**WRITTEN PROBLEM**
Gather each line of the records where "photovoltaïque" appears.

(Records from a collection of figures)
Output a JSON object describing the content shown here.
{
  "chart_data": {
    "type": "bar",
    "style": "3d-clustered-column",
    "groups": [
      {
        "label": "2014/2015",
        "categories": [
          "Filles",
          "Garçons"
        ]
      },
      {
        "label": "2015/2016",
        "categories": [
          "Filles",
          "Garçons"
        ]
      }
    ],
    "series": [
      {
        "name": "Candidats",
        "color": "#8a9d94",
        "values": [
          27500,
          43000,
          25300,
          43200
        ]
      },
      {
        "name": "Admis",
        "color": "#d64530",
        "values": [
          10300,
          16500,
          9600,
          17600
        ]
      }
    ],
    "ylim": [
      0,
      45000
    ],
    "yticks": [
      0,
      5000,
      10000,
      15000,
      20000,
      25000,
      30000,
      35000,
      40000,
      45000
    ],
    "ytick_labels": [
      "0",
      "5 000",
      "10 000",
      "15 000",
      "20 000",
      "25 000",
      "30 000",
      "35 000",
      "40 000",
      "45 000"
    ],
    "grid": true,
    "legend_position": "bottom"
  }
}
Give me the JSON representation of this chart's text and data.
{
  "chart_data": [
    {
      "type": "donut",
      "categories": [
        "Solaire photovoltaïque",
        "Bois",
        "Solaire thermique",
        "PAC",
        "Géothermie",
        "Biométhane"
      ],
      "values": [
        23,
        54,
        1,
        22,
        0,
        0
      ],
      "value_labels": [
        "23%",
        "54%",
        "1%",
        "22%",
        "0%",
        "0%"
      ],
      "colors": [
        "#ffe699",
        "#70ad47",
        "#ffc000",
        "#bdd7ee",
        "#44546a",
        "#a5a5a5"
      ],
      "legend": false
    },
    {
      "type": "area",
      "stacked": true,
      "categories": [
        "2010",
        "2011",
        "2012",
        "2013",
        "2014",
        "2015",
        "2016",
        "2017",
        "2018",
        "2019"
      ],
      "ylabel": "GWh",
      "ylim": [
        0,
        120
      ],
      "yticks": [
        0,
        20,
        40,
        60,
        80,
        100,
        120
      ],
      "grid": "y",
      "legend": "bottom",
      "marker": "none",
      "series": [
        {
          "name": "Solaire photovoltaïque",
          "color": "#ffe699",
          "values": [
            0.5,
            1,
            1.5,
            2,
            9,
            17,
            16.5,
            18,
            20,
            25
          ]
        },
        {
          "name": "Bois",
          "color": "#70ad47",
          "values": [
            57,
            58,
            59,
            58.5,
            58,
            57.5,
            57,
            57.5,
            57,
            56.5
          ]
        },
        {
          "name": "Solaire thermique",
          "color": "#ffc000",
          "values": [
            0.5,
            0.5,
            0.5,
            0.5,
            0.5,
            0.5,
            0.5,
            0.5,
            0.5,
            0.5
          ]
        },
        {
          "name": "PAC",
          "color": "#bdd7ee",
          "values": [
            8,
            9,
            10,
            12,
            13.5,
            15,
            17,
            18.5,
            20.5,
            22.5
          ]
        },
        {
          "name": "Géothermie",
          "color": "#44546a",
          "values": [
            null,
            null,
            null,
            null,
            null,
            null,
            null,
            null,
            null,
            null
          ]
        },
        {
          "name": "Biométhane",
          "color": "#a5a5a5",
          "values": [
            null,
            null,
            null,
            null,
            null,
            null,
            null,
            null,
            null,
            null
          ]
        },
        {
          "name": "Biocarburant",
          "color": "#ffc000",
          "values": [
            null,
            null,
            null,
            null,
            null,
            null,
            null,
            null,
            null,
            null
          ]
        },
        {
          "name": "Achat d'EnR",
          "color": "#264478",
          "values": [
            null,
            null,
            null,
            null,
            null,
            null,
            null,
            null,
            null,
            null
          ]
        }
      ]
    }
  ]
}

--

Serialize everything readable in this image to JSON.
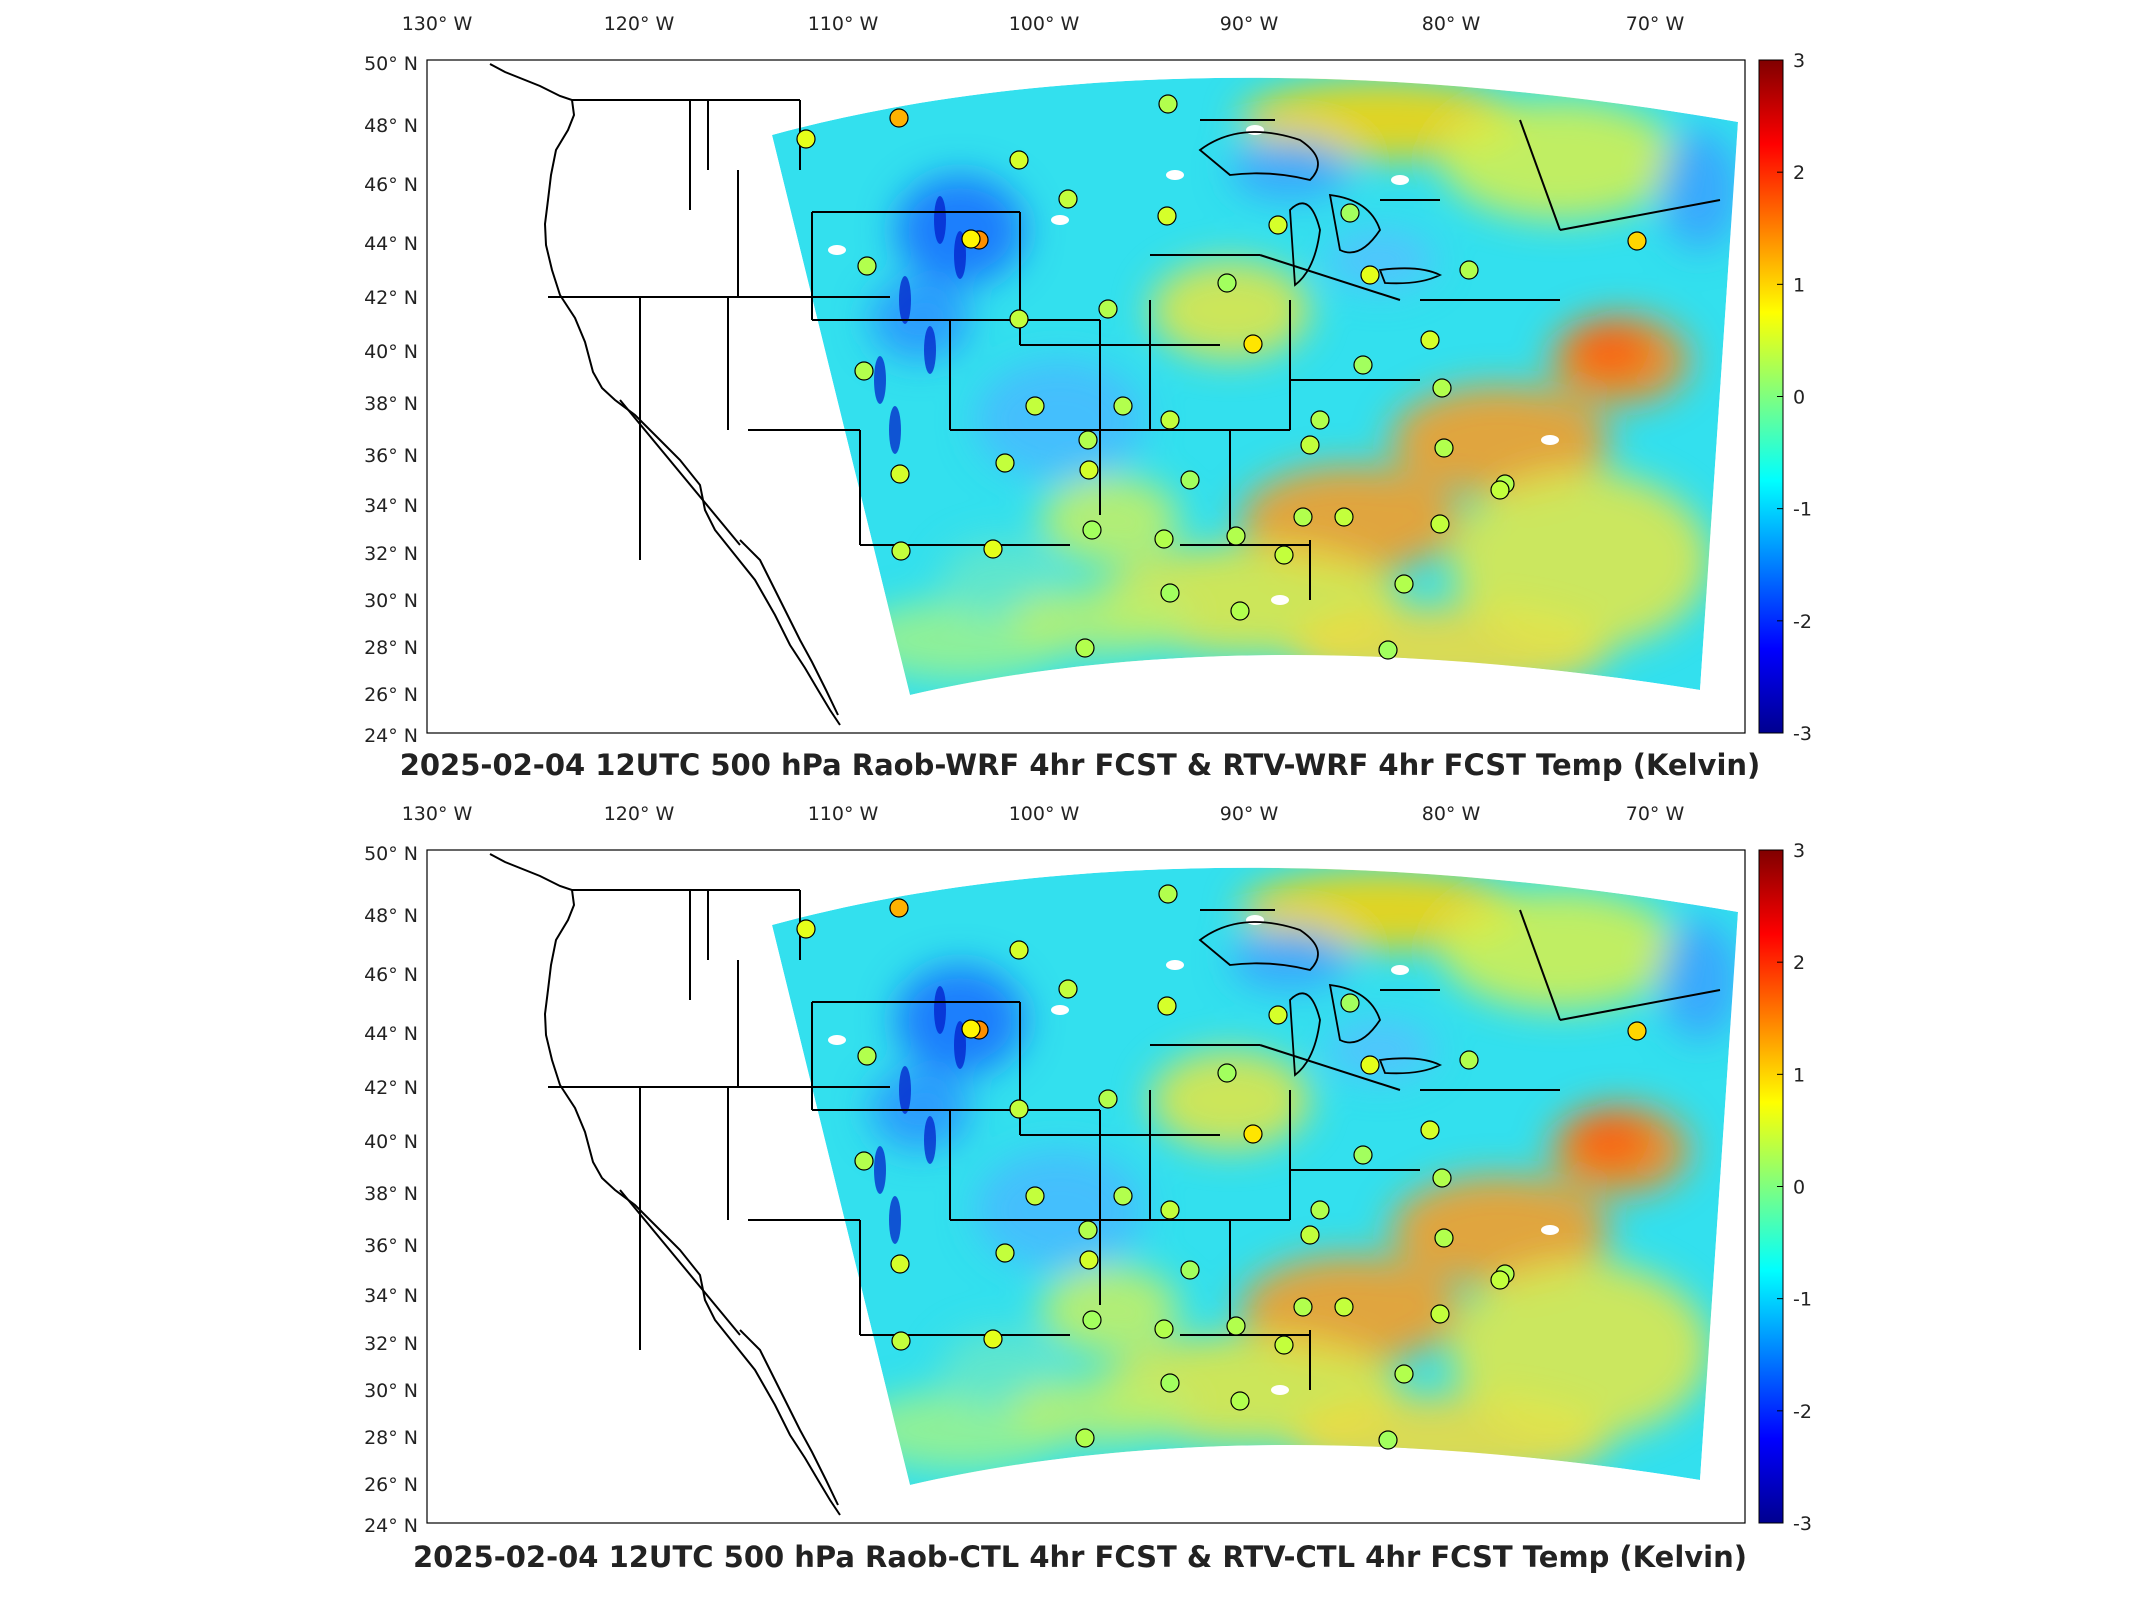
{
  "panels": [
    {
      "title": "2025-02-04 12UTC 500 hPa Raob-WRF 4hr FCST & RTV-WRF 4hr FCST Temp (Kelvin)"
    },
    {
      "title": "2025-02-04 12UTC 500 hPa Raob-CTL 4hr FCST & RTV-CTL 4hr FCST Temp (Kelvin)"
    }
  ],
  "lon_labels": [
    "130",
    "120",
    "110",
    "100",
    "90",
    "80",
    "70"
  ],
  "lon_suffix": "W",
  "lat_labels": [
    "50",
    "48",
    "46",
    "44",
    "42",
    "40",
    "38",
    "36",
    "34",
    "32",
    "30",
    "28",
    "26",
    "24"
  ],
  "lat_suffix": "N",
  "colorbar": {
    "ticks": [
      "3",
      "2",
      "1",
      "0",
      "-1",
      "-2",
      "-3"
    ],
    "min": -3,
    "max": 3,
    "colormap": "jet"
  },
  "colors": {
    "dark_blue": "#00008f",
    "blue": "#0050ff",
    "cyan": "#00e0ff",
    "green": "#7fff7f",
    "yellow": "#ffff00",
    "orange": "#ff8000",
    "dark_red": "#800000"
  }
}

**OUTPUT FOR THIS TASK**
        "Solaire photovoltaïque",
          "name": "Solaire photovoltaïque",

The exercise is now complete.